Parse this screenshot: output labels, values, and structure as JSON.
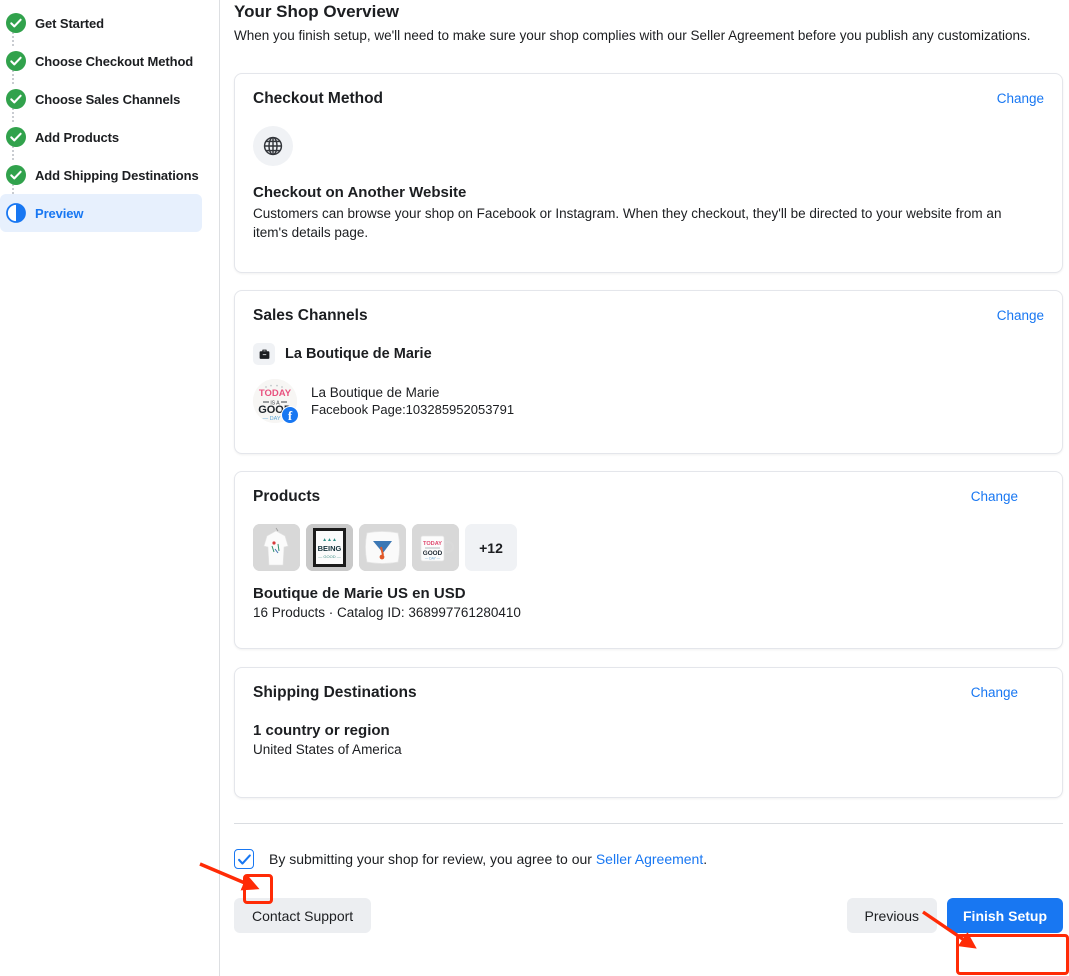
{
  "sidebar": {
    "items": [
      {
        "label": "Get Started",
        "state": "complete",
        "icon": "check-circle-icon"
      },
      {
        "label": "Choose Checkout Method",
        "state": "complete",
        "icon": "check-circle-icon"
      },
      {
        "label": "Choose Sales Channels",
        "state": "complete",
        "icon": "check-circle-icon"
      },
      {
        "label": "Add Products",
        "state": "complete",
        "icon": "check-circle-icon"
      },
      {
        "label": "Add Shipping Destinations",
        "state": "complete",
        "icon": "check-circle-icon"
      },
      {
        "label": "Preview",
        "state": "current",
        "icon": "half-circle-icon"
      }
    ]
  },
  "header": {
    "title": "Your Shop Overview",
    "subtitle": "When you finish setup, we'll need to make sure your shop complies with our Seller Agreement before you publish any customizations."
  },
  "cards": {
    "checkout": {
      "title": "Checkout Method",
      "change_label": "Change",
      "icon": "globe-icon",
      "method_name": "Checkout on Another Website",
      "description": "Customers can browse your shop on Facebook or Instagram. When they checkout, they'll be directed to your website from an item's details page."
    },
    "sales_channels": {
      "title": "Sales Channels",
      "change_label": "Change",
      "channel_icon": "shop-bag-icon",
      "channel_name": "La Boutique de Marie",
      "page": {
        "avatar_icon": "page-avatar",
        "avatar_text_top": "TODAY",
        "avatar_text_mid": "GOOD",
        "avatar_text_bot": "DAY",
        "badge_icon": "facebook-icon",
        "name": "La Boutique de Marie",
        "meta": "Facebook Page:103285952053791"
      }
    },
    "products": {
      "title": "Products",
      "change_label": "Change",
      "thumbs": [
        {
          "name": "long-sleeve-shirt-thumb"
        },
        {
          "name": "framed-poster-thumb"
        },
        {
          "name": "throw-pillow-thumb"
        },
        {
          "name": "mug-thumb"
        }
      ],
      "more_count": "+12",
      "catalog_name": "Boutique de Marie US en USD",
      "catalog_meta": "16 Products · Catalog ID: 368997761280410"
    },
    "shipping": {
      "title": "Shipping Destinations",
      "change_label": "Change",
      "count_label": "1 country or region",
      "countries": "United States of America"
    }
  },
  "agreement": {
    "checked": true,
    "text_before": "By submitting your shop for review, you agree to our ",
    "link_label": "Seller Agreement",
    "text_after": "."
  },
  "footer": {
    "contact_support_label": "Contact Support",
    "previous_label": "Previous",
    "finish_label": "Finish Setup"
  },
  "colors": {
    "accent_blue": "#1877f2",
    "complete_green": "#31a24c",
    "annotation_red": "#ff2b06",
    "active_row_bg": "#e7f0fd"
  }
}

What needs to be done - All of the material above needs to be restated exactly, with no pictures.

Output of the exercise -
Parse this screenshot: output labels, values, and structure as JSON.
{
  "sidebar": {
    "items": [
      {
        "label": "Get Started",
        "state": "complete",
        "icon": "check-circle-icon"
      },
      {
        "label": "Choose Checkout Method",
        "state": "complete",
        "icon": "check-circle-icon"
      },
      {
        "label": "Choose Sales Channels",
        "state": "complete",
        "icon": "check-circle-icon"
      },
      {
        "label": "Add Products",
        "state": "complete",
        "icon": "check-circle-icon"
      },
      {
        "label": "Add Shipping Destinations",
        "state": "complete",
        "icon": "check-circle-icon"
      },
      {
        "label": "Preview",
        "state": "current",
        "icon": "half-circle-icon"
      }
    ]
  },
  "header": {
    "title": "Your Shop Overview",
    "subtitle": "When you finish setup, we'll need to make sure your shop complies with our Seller Agreement before you publish any customizations."
  },
  "cards": {
    "checkout": {
      "title": "Checkout Method",
      "change_label": "Change",
      "icon": "globe-icon",
      "method_name": "Checkout on Another Website",
      "description": "Customers can browse your shop on Facebook or Instagram. When they checkout, they'll be directed to your website from an item's details page."
    },
    "sales_channels": {
      "title": "Sales Channels",
      "change_label": "Change",
      "channel_icon": "shop-bag-icon",
      "channel_name": "La Boutique de Marie",
      "page": {
        "avatar_icon": "page-avatar",
        "avatar_text_top": "TODAY",
        "avatar_text_mid": "GOOD",
        "avatar_text_bot": "DAY",
        "badge_icon": "facebook-icon",
        "name": "La Boutique de Marie",
        "meta": "Facebook Page:103285952053791"
      }
    },
    "products": {
      "title": "Products",
      "change_label": "Change",
      "thumbs": [
        {
          "name": "long-sleeve-shirt-thumb"
        },
        {
          "name": "framed-poster-thumb"
        },
        {
          "name": "throw-pillow-thumb"
        },
        {
          "name": "mug-thumb"
        }
      ],
      "more_count": "+12",
      "catalog_name": "Boutique de Marie US en USD",
      "catalog_meta": "16 Products · Catalog ID: 368997761280410"
    },
    "shipping": {
      "title": "Shipping Destinations",
      "change_label": "Change",
      "count_label": "1 country or region",
      "countries": "United States of America"
    }
  },
  "agreement": {
    "checked": true,
    "text_before": "By submitting your shop for review, you agree to our ",
    "link_label": "Seller Agreement",
    "text_after": "."
  },
  "footer": {
    "contact_support_label": "Contact Support",
    "previous_label": "Previous",
    "finish_label": "Finish Setup"
  },
  "colors": {
    "accent_blue": "#1877f2",
    "complete_green": "#31a24c",
    "annotation_red": "#ff2b06",
    "active_row_bg": "#e7f0fd"
  }
}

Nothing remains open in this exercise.